▶ Data supplied
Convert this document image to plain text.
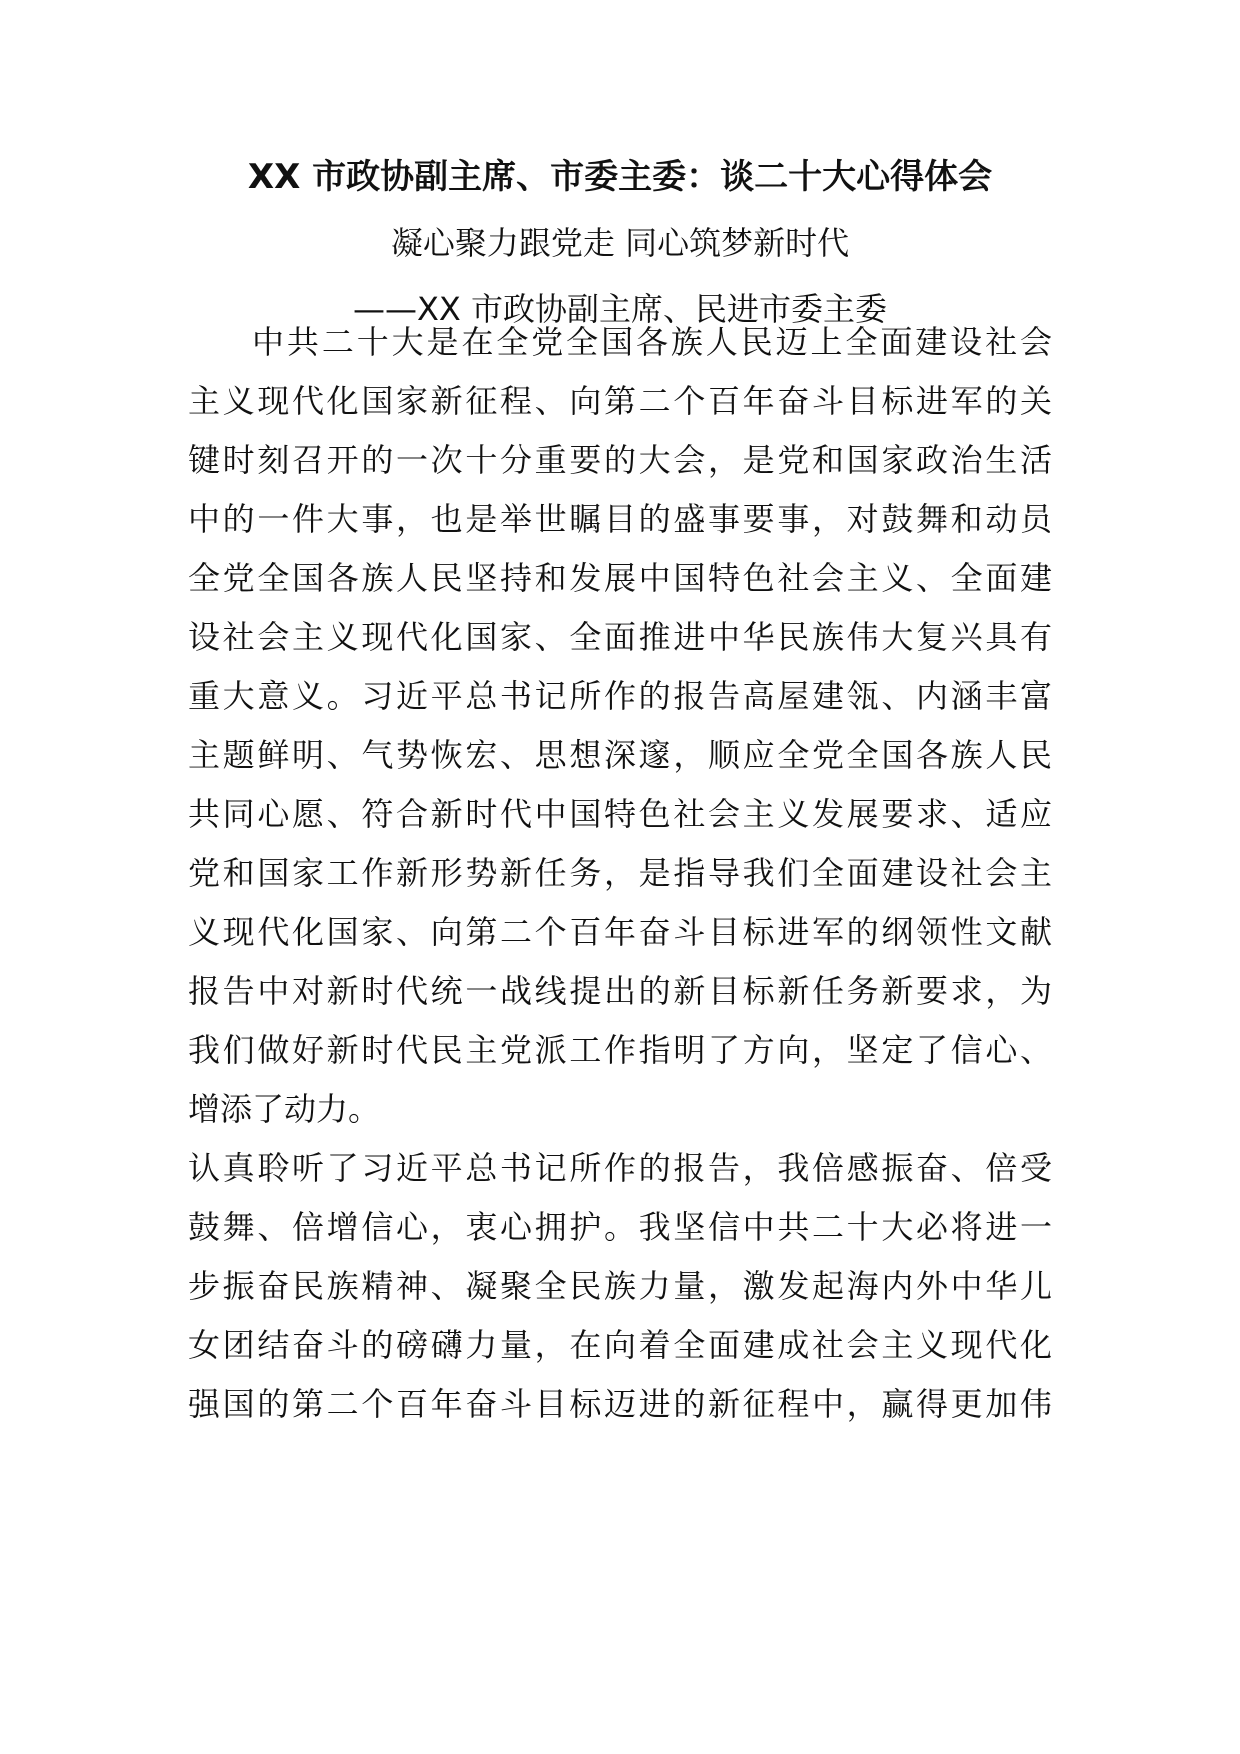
XX 市政协副主席、市委主委：谈二十大心得体会
凝心聚力跟党走 同心筑梦新时代
——XX 市政协副主席、民进市委主委
中共二十大是在全党全国各族人民迈上全面建设社会
主义现代化国家新征程、向第二个百年奋斗目标进军的关
键时刻召开的一次十分重要的大会，是党和国家政治生活
中的一件大事，也是举世瞩目的盛事要事，对鼓舞和动员
全党全国各族人民坚持和发展中国特色社会主义、全面建
设社会主义现代化国家、全面推进中华民族伟大复兴具有
重大意义。习近平总书记所作的报告高屋建瓴、内涵丰富
主题鲜明、气势恢宏、思想深邃，顺应全党全国各族人民
共同心愿、符合新时代中国特色社会主义发展要求、适应
党和国家工作新形势新任务，是指导我们全面建设社会主
义现代化国家、向第二个百年奋斗目标进军的纲领性文献
报告中对新时代统一战线提出的新目标新任务新要求，为
我们做好新时代民主党派工作指明了方向，坚定了信心、
增添了动力。
认真聆听了习近平总书记所作的报告，我倍感振奋、倍受
鼓舞、倍增信心，衷心拥护。我坚信中共二十大必将进一
步振奋民族精神、凝聚全民族力量，激发起海内外中华儿
女团结奋斗的磅礴力量，在向着全面建成社会主义现代化
强国的第二个百年奋斗目标迈进的新征程中，赢得更加伟
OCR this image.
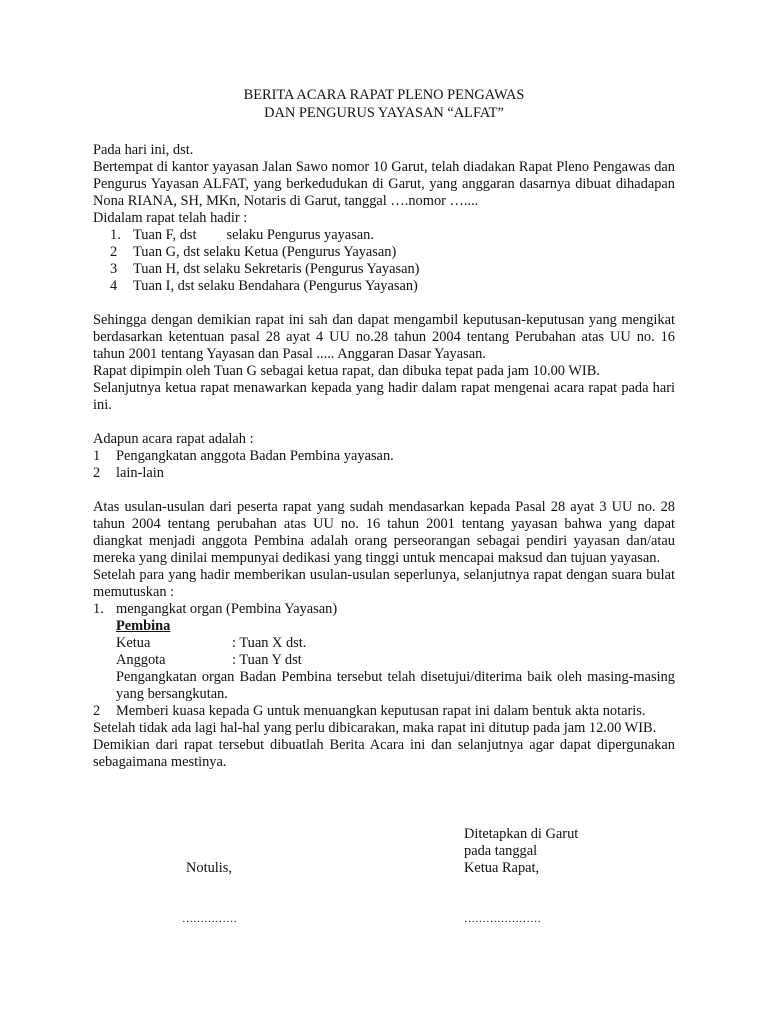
BERITA ACARA RAPAT PLENO PENGAWAS

DAN PENGURUS YAYASAN “ALFAT”

Pada hari ini, dst.

Bertempat di kantor yayasan Jalan Sawo nomor 10 Garut, telah diadakan Rapat Pleno Pengawas dan Pengurus Yayasan ALFAT, yang berkedudukan di Garut, yang anggaran dasarnya dibuat dihadapan Nona RIANA, SH, MKn, Notaris di Garut, tanggal ….nomor …....

Didalam rapat telah hadir :

1. Tuan F, dst selaku Pengurus yayasan.
2	Tuan G, dst selaku Ketua (Pengurus Yayasan)
3	Tuan H, dst selaku Sekretaris (Pengurus Yayasan)
4	Tuan I, dst selaku Bendahara (Pengurus Yayasan)

Sehingga dengan demikian rapat ini sah dan dapat mengambil keputusan-keputusan yang mengikat berdasarkan ketentuan pasal 28 ayat 4 UU no.28 tahun 2004 tentang Perubahan atas UU no. 16 tahun 2001 tentang Yayasan dan Pasal ..... Anggaran Dasar Yayasan.

Rapat dipimpin oleh Tuan G sebagai ketua rapat, dan dibuka tepat pada jam 10.00 WIB.

Selanjutnya ketua rapat menawarkan kepada yang hadir dalam rapat mengenai acara rapat pada hari ini.

Adapun acara rapat adalah :

1	Pengangkatan anggota Badan Pembina yayasan.
2	lain-lain

Atas usulan-usulan dari peserta rapat yang sudah mendasarkan kepada Pasal 28 ayat 3 UU no. 28 tahun 2004 tentang perubahan atas UU no. 16 tahun 2001 tentang yayasan bahwa yang dapat diangkat menjadi anggota Pembina adalah orang perseorangan sebagai pendiri yayasan dan/atau mereka yang dinilai mempunyai dedikasi yang tinggi untuk mencapai maksud dan tujuan yayasan.

Setelah para yang hadir memberikan usulan-usulan seperlunya, selanjutnya rapat dengan suara bulat memutuskan :

1. mengangkat organ (Pembina Yayasan)

Pembina

Ketua	: Tuan X dst.

Anggota	: Tuan Y dst

Pengangkatan organ Badan Pembina tersebut telah disetujui/diterima baik oleh masing-masing yang bersangkutan.

2	Memberi kuasa kepada G untuk menuangkan keputusan rapat ini dalam bentuk akta notaris.

Setelah tidak ada lagi hal-hal yang perlu dibicarakan, maka rapat ini ditutup pada jam 12.00 WIB.

Demikian dari rapat tersebut dibuatlah Berita Acara ini dan selanjutnya agar dapat dipergunakan sebagaimana mestinya.

Ditetapkan di Garut
pada tanggal
Notulis,	Ketua Rapat,
……………	…………………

▶ Instruction
Skipping the pictures, transcribe each line above exactly as it appears.

▶ Written answer
Convert this document image to plain text.
XX 市政协副主席、市委主委：谈二十大心得体会
凝心聚力跟党走 同心筑梦新时代
——XX 市政协副主席、民进市委主委
中共二十大是在全党全国各族人民迈上全面建设社会
主义现代化国家新征程、向第二个百年奋斗目标进军的关
键时刻召开的一次十分重要的大会，是党和国家政治生活
中的一件大事，也是举世瞩目的盛事要事，对鼓舞和动员
全党全国各族人民坚持和发展中国特色社会主义、全面建
设社会主义现代化国家、全面推进中华民族伟大复兴具有
重大意义。习近平总书记所作的报告高屋建瓴、内涵丰富
主题鲜明、气势恢宏、思想深邃，顺应全党全国各族人民
共同心愿、符合新时代中国特色社会主义发展要求、适应
党和国家工作新形势新任务，是指导我们全面建设社会主
义现代化国家、向第二个百年奋斗目标进军的纲领性文献
报告中对新时代统一战线提出的新目标新任务新要求，为
我们做好新时代民主党派工作指明了方向，坚定了信心、
增添了动力。
认真聆听了习近平总书记所作的报告，我倍感振奋、倍受
鼓舞、倍增信心，衷心拥护。我坚信中共二十大必将进一
步振奋民族精神、凝聚全民族力量，激发起海内外中华儿
女团结奋斗的磅礴力量，在向着全面建成社会主义现代化
强国的第二个百年奋斗目标迈进的新征程中，赢得更加伟
OCR this image.
BERITA ACARA RAPAT PLENO PENGAWAS

DAN PENGURUS YAYASAN “ALFAT”

Pada hari ini, dst.

Bertempat di kantor yayasan Jalan Sawo nomor 10 Garut, telah diadakan Rapat Pleno Pengawas dan Pengurus Yayasan ALFAT, yang berkedudukan di Garut, yang anggaran dasarnya dibuat dihadapan Nona RIANA, SH, MKn, Notaris di Garut, tanggal ….nomor …....

Didalam rapat telah hadir :

1. Tuan F, dst selaku Pengurus yayasan.
2	Tuan G, dst selaku Ketua (Pengurus Yayasan)
3	Tuan H, dst selaku Sekretaris (Pengurus Yayasan)
4	Tuan I, dst selaku Bendahara (Pengurus Yayasan)

Sehingga dengan demikian rapat ini sah dan dapat mengambil keputusan-keputusan yang mengikat berdasarkan ketentuan pasal 28 ayat 4 UU no.28 tahun 2004 tentang Perubahan atas UU no. 16 tahun 2001 tentang Yayasan dan Pasal ..... Anggaran Dasar Yayasan.

Rapat dipimpin oleh Tuan G sebagai ketua rapat, dan dibuka tepat pada jam 10.00 WIB.

Selanjutnya ketua rapat menawarkan kepada yang hadir dalam rapat mengenai acara rapat pada hari ini.

Adapun acara rapat adalah :

1	Pengangkatan anggota Badan Pembina yayasan.
2	lain-lain

Atas usulan-usulan dari peserta rapat yang sudah mendasarkan kepada Pasal 28 ayat 3 UU no. 28 tahun 2004 tentang perubahan atas UU no. 16 tahun 2001 tentang yayasan bahwa yang dapat diangkat menjadi anggota Pembina adalah orang perseorangan sebagai pendiri yayasan dan/atau mereka yang dinilai mempunyai dedikasi yang tinggi untuk mencapai maksud dan tujuan yayasan.

Setelah para yang hadir memberikan usulan-usulan seperlunya, selanjutnya rapat dengan suara bulat memutuskan :

1. mengangkat organ (Pembina Yayasan)

Pembina

Ketua	: Tuan X dst.

Anggota	: Tuan Y dst

Pengangkatan organ Badan Pembina tersebut telah disetujui/diterima baik oleh masing-masing yang bersangkutan.

2	Memberi kuasa kepada G untuk menuangkan keputusan rapat ini dalam bentuk akta notaris.

Setelah tidak ada lagi hal-hal yang perlu dibicarakan, maka rapat ini ditutup pada jam 12.00 WIB.

Demikian dari rapat tersebut dibuatlah Berita Acara ini dan selanjutnya agar dapat dipergunakan sebagaimana mestinya.

Ditetapkan di Garut
pada tanggal
Notulis,	Ketua Rapat,
……………	…………………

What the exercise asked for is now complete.